Find how many lines of the listing below include the word "fdminst", then report the number by itself.

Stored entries

** BEGIN **

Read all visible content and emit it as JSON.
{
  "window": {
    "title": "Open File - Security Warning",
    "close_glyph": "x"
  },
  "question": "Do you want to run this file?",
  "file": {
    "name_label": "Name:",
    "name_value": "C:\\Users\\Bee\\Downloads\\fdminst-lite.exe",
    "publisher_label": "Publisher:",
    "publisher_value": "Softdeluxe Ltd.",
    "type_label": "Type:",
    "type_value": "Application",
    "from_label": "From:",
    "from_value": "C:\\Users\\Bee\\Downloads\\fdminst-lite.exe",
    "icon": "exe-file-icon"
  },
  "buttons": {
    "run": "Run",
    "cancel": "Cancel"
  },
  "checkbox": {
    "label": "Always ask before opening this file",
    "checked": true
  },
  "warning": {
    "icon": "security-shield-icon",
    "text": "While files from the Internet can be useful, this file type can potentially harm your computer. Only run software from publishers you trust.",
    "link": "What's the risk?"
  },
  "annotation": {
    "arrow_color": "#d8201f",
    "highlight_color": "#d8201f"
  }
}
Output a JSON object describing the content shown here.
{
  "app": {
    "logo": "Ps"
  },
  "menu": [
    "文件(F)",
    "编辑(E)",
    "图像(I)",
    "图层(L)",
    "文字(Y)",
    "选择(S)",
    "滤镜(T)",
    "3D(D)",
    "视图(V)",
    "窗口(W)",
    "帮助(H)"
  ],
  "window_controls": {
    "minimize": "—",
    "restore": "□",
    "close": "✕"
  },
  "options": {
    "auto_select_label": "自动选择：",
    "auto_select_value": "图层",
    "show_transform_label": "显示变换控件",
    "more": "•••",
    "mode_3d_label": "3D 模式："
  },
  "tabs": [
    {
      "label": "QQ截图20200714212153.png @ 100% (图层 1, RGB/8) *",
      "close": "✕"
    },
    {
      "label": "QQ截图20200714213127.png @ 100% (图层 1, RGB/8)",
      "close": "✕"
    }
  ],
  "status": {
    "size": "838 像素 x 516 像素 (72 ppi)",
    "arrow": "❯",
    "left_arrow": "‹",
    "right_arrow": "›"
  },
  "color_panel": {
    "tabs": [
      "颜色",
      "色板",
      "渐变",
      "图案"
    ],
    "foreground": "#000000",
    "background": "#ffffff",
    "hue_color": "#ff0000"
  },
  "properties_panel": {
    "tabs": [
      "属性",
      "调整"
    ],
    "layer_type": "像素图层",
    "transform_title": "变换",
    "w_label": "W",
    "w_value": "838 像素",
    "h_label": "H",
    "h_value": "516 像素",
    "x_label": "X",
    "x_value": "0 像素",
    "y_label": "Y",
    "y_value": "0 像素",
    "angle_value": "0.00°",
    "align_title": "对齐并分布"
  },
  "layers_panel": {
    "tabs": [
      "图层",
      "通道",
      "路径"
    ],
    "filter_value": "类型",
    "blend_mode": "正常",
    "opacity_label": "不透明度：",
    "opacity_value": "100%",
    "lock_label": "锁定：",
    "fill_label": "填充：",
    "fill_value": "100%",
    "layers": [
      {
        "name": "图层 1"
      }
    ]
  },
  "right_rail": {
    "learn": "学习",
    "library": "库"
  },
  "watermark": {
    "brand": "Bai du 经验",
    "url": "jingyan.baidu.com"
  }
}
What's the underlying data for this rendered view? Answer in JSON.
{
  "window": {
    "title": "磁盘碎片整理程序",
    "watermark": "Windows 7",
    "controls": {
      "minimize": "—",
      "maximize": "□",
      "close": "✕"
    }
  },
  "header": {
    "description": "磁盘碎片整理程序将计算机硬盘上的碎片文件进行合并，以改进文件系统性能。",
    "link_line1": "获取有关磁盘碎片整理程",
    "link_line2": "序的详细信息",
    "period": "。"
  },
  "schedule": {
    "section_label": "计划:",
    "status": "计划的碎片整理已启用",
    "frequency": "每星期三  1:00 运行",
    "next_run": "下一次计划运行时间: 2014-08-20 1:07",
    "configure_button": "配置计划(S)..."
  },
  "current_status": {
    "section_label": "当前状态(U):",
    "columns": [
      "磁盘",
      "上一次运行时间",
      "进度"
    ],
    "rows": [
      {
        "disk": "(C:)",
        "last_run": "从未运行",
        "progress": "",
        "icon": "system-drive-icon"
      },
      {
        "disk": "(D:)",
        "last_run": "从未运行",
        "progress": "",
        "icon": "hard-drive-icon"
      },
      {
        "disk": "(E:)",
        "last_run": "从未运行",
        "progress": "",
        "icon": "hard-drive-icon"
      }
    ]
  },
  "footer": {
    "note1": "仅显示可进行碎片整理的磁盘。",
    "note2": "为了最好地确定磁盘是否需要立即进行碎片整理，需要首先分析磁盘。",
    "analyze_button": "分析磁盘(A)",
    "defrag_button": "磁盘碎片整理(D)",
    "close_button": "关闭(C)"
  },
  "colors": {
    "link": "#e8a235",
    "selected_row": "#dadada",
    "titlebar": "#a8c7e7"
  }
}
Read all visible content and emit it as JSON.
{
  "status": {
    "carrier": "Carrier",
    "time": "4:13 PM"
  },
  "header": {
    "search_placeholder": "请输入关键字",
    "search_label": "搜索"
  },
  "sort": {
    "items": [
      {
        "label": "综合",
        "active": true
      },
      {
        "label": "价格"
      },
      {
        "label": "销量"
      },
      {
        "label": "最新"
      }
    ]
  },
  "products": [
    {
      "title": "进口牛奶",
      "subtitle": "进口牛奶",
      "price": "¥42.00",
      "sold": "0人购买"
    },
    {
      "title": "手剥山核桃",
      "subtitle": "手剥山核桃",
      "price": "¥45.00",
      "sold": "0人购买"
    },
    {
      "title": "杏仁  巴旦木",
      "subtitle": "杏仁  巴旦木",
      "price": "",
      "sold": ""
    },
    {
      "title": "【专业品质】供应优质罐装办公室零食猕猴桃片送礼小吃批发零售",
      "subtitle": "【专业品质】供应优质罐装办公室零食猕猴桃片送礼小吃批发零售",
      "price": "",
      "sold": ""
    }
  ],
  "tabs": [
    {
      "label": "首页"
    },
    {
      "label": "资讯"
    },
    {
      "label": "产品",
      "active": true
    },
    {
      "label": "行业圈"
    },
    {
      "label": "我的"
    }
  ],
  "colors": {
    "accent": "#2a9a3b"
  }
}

** END **

• [Solution to this task]: 2